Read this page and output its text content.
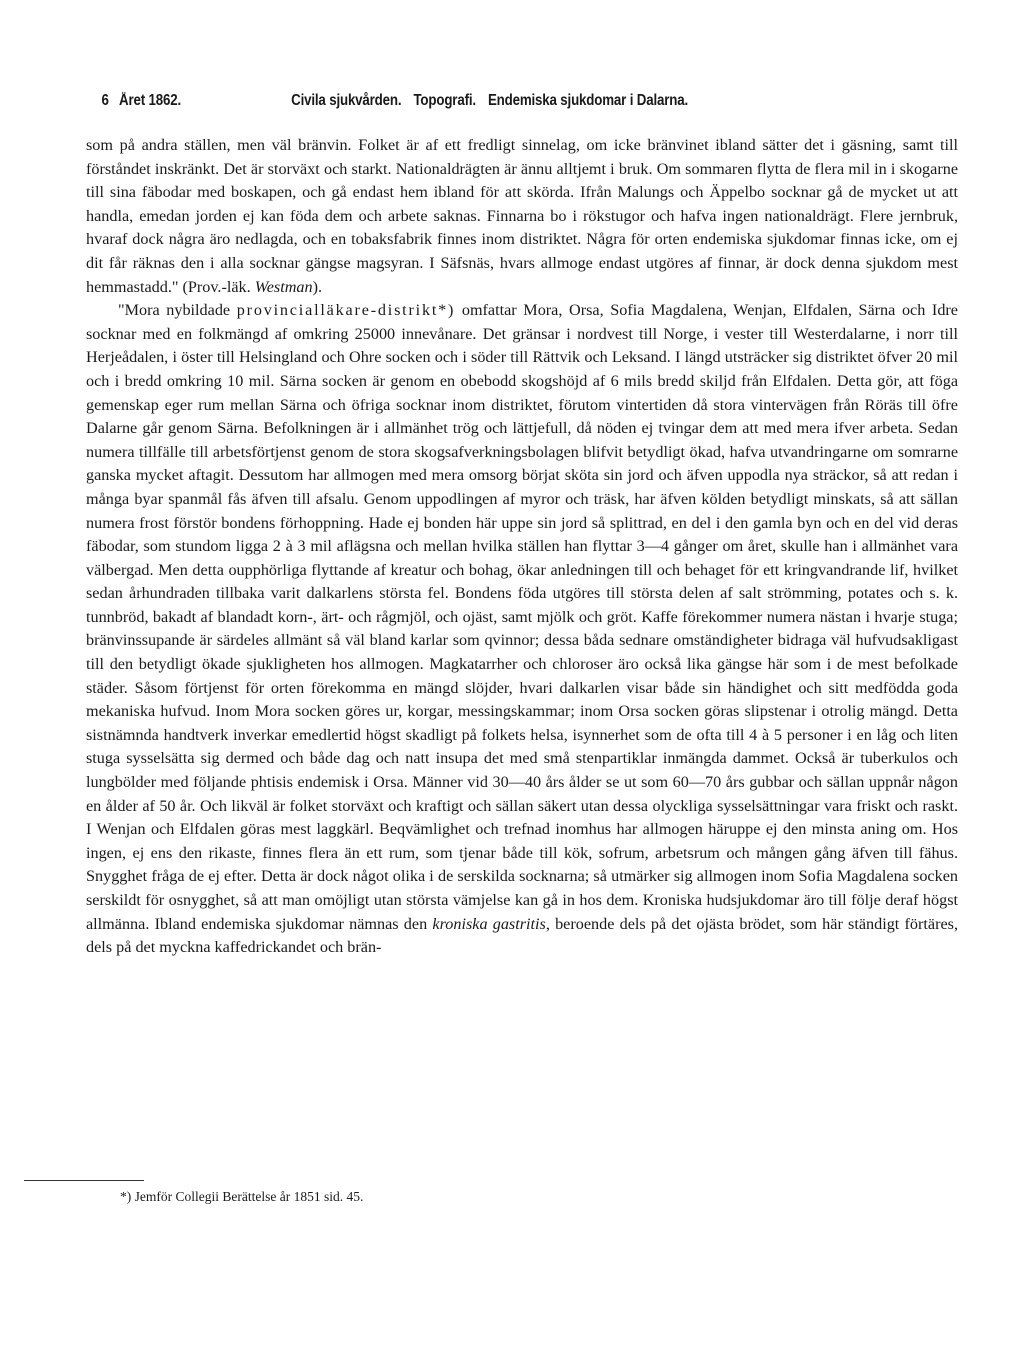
6 Året 1862.	Civila sjukvården. Topografi. Endemiska sjukdomar i Dalarna.

som på andra ställen, men väl bränvin. Folket är af ett fredligt sinnelag, om icke bränvinet ibland sätter det i gäsning, samt till förståndet inskränkt. Det är storväxt och starkt. Nationaldrägten är ännu alltjemt i bruk. Om sommaren flytta de flera mil in i skogarne till sina fäbodar med boskapen, och gå endast hem ibland för att skörda. Ifrån Malungs och Äppelbo socknar gå de mycket ut att handla, emedan jorden ej kan föda dem och arbete saknas. Finnarna bo i rökstugor och hafva ingen nationaldrägt. Flere jernbruk, hvaraf dock några äro nedlagda, och en tobaksfabrik finnes inom distriktet. Några för orten endemiska sjukdomar finnas icke, om ej dit får räknas den i alla socknar gängse magsyran. I Säfsnäs, hvars allmoge endast utgöres af finnar, är dock denna sjukdom mest hemmastadd." (Prov.-läk. Westman).

"Mora nybildade provincialläkare-distrikt*) omfattar Mora, Orsa, Sofia Magdalena, Wenjan, Elfdalen, Särna och Idre socknar med en folkmängd af omkring 25000 innevånare. Det gränsar i nordvest till Norge, i vester till Westerdalarne, i norr till Herjeådalen, i öster till Helsingland och Ohre socken och i söder till Rättvik och Leksand. I längd utsträcker sig distriktet öfver 20 mil och i bredd omkring 10 mil. Särna socken är genom en obebodd skogshöjd af 6 mils bredd skiljd från Elfdalen. Detta gör, att föga gemenskap eger rum mellan Särna och öfriga socknar inom distriktet, förutom vintertiden då stora vintervägen från Röräs till öfre Dalarne går genom Särna. Befolkningen är i allmänhet trög och lättjefull, då nöden ej tvingar dem att med mera ifver arbeta. Sedan numera tillfälle till arbetsförtjenst genom de stora skogsafverkningsbolagen blifvit betydligt ökad, hafva utvandringarne om somrarne ganska mycket aftagit. Dessutom har allmogen med mera omsorg börjat sköta sin jord och äfven uppodla nya sträckor, så att redan i många byar spanmål fås äfven till afsalu. Genom uppodlingen af myror och träsk, har äfven kölden betydligt minskats, så att sällan numera frost förstör bondens förhoppning. Hade ej bonden här uppe sin jord så splittrad, en del i den gamla byn och en del vid deras fäbodar, som stundom ligga 2 à 3 mil aflägsna och mellan hvilka ställen han flyttar 3—4 gånger om året, skulle han i allmänhet vara välbergad. Men detta oupphörliga flyttande af kreatur och bohag, ökar anledningen till och behaget för ett kringvandrande lif, hvilket sedan århundraden tillbaka varit dalkarlens största fel. Bondens föda utgöres till största delen af salt strömming, potates och s. k. tunnbröd, bakadt af blandadt korn-, ärt- och rågmjöl, och ojäst, samt mjölk och gröt. Kaffe förekommer numera nästan i hvarje stuga; bränvinssupande är särdeles allmänt så väl bland karlar som qvinnor; dessa båda sednare omständigheter bidraga väl hufvudsakligast till den betydligt ökade sjukligheten hos allmogen. Magkatarrher och chloroser äro också lika gängse här som i de mest befolkade städer. Såsom förtjenst för orten förekomma en mängd slöjder, hvari dalkarlen visar både sin händighet och sitt medfödda goda mekaniska hufvud. Inom Mora socken göres ur, korgar, messingskammar; inom Orsa socken göras slipstenar i otrolig mängd. Detta sistnämnda handtverk inverkar emedlertid högst skadligt på folkets helsa, isynnerhet som de ofta till 4 à 5 personer i en låg och liten stuga sysselsätta sig dermed och både dag och natt insupa det med små stenpartiklar inmängda dammet. Också är tuberkulos och lungbölder med följande phtisis endemisk i Orsa. Männer vid 30—40 års ålder se ut som 60—70 års gubbar och sällan uppnår någon en ålder af 50 år. Och likväl är folket storväxt och kraftigt och sällan säkert utan dessa olyckliga sysselsättningar vara friskt och raskt. I Wenjan och Elfdalen göras mest laggkärl. Beqvämlighet och trefnad inomhus har allmogen häruppe ej den minsta aning om. Hos ingen, ej ens den rikaste, finnes flera än ett rum, som tjenar både till kök, sofrum, arbetsrum och mången gång äfven till fähus. Snygghet fråga de ej efter. Detta är dock något olika i de serskilda socknarna; så utmärker sig allmogen inom Sofia Magdalena socken serskildt för osnygghet, så att man omöjligt utan största vämjelse kan gå in hos dem. Kroniska hudsjukdomar äro till följe deraf högst allmänna. Ibland endemiska sjukdomar nämnas den kroniska gastritis, beroende dels på det ojästa brödet, som här ständigt förtäres, dels på det myckna kaffedrickandet och brän-

*) Jemför Collegii Berättelse år 1851 sid. 45.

◆ ◆ ◆ ◆ ◆

PROBLEM TO SOLVE:
Copy out every entry above word for word; omit the images.

OUTPUT FOR THIS TASK:
Read this page and output its text content.
6 Året 1862.	Civila sjukvården. Topografi. Endemiska sjukdomar i Dalarna.

som på andra ställen, men väl bränvin. Folket är af ett fredligt sinnelag, om icke bränvinet ibland sätter det i gäsning, samt till förståndet inskränkt. Det är storväxt och starkt. Nationaldrägten är ännu alltjemt i bruk. Om sommaren flytta de flera mil in i skogarne till sina fäbodar med boskapen, och gå endast hem ibland för att skörda. Ifrån Malungs och Äppelbo socknar gå de mycket ut att handla, emedan jorden ej kan föda dem och arbete saknas. Finnarna bo i rökstugor och hafva ingen nationaldrägt. Flere jernbruk, hvaraf dock några äro nedlagda, och en tobaksfabrik finnes inom distriktet. Några för orten endemiska sjukdomar finnas icke, om ej dit får räknas den i alla socknar gängse magsyran. I Säfsnäs, hvars allmoge endast utgöres af finnar, är dock denna sjukdom mest hemmastadd." (Prov.-läk. Westman).

"Mora nybildade provincialläkare-distrikt*) omfattar Mora, Orsa, Sofia Magdalena, Wenjan, Elfdalen, Särna och Idre socknar med en folkmängd af omkring 25000 innevånare. Det gränsar i nordvest till Norge, i vester till Westerdalarne, i norr till Herjeådalen, i öster till Helsingland och Ohre socken och i söder till Rättvik och Leksand. I längd utsträcker sig distriktet öfver 20 mil och i bredd omkring 10 mil. Särna socken är genom en obebodd skogshöjd af 6 mils bredd skiljd från Elfdalen. Detta gör, att föga gemenskap eger rum mellan Särna och öfriga socknar inom distriktet, förutom vintertiden då stora vintervägen från Röräs till öfre Dalarne går genom Särna. Befolkningen är i allmänhet trög och lättjefull, då nöden ej tvingar dem att med mera ifver arbeta. Sedan numera tillfälle till arbetsförtjenst genom de stora skogsafverkningsbolagen blifvit betydligt ökad, hafva utvandringarne om somrarne ganska mycket aftagit. Dessutom har allmogen med mera omsorg börjat sköta sin jord och äfven uppodla nya sträckor, så att redan i många byar spanmål fås äfven till afsalu. Genom uppodlingen af myror och träsk, har äfven kölden betydligt minskats, så att sällan numera frost förstör bondens förhoppning. Hade ej bonden här uppe sin jord så splittrad, en del i den gamla byn och en del vid deras fäbodar, som stundom ligga 2 à 3 mil aflägsna och mellan hvilka ställen han flyttar 3—4 gånger om året, skulle han i allmänhet vara välbergad. Men detta oupphörliga flyttande af kreatur och bohag, ökar anledningen till och behaget för ett kringvandrande lif, hvilket sedan århundraden tillbaka varit dalkarlens största fel. Bondens föda utgöres till största delen af salt strömming, potates och s. k. tunnbröd, bakadt af blandadt korn-, ärt- och rågmjöl, och ojäst, samt mjölk och gröt. Kaffe förekommer numera nästan i hvarje stuga; bränvinssupande är särdeles allmänt så väl bland karlar som qvinnor; dessa båda sednare omständigheter bidraga väl hufvudsakligast till den betydligt ökade sjukligheten hos allmogen. Magkatarrher och chloroser äro också lika gängse här som i de mest befolkade städer. Såsom förtjenst för orten förekomma en mängd slöjder, hvari dalkarlen visar både sin händighet och sitt medfödda goda mekaniska hufvud. Inom Mora socken göres ur, korgar, messingskammar; inom Orsa socken göras slipstenar i otrolig mängd. Detta sistnämnda handtverk inverkar emedlertid högst skadligt på folkets helsa, isynnerhet som de ofta till 4 à 5 personer i en låg och liten stuga sysselsätta sig dermed och både dag och natt insupa det med små stenpartiklar inmängda dammet. Också är tuberkulos och lungbölder med följande phtisis endemisk i Orsa. Männer vid 30—40 års ålder se ut som 60—70 års gubbar och sällan uppnår någon en ålder af 50 år. Och likväl är folket storväxt och kraftigt och sällan säkert utan dessa olyckliga sysselsättningar vara friskt och raskt. I Wenjan och Elfdalen göras mest laggkärl. Beqvämlighet och trefnad inomhus har allmogen häruppe ej den minsta aning om. Hos ingen, ej ens den rikaste, finnes flera än ett rum, som tjenar både till kök, sofrum, arbetsrum och mången gång äfven till fähus. Snygghet fråga de ej efter. Detta är dock något olika i de serskilda socknarna; så utmärker sig allmogen inom Sofia Magdalena socken serskildt för osnygghet, så att man omöjligt utan största vämjelse kan gå in hos dem. Kroniska hudsjukdomar äro till följe deraf högst allmänna. Ibland endemiska sjukdomar nämnas den kroniska gastritis, beroende dels på det ojästa brödet, som här ständigt förtäres, dels på det myckna kaffedrickandet och brän-

*) Jemför Collegii Berättelse år 1851 sid. 45.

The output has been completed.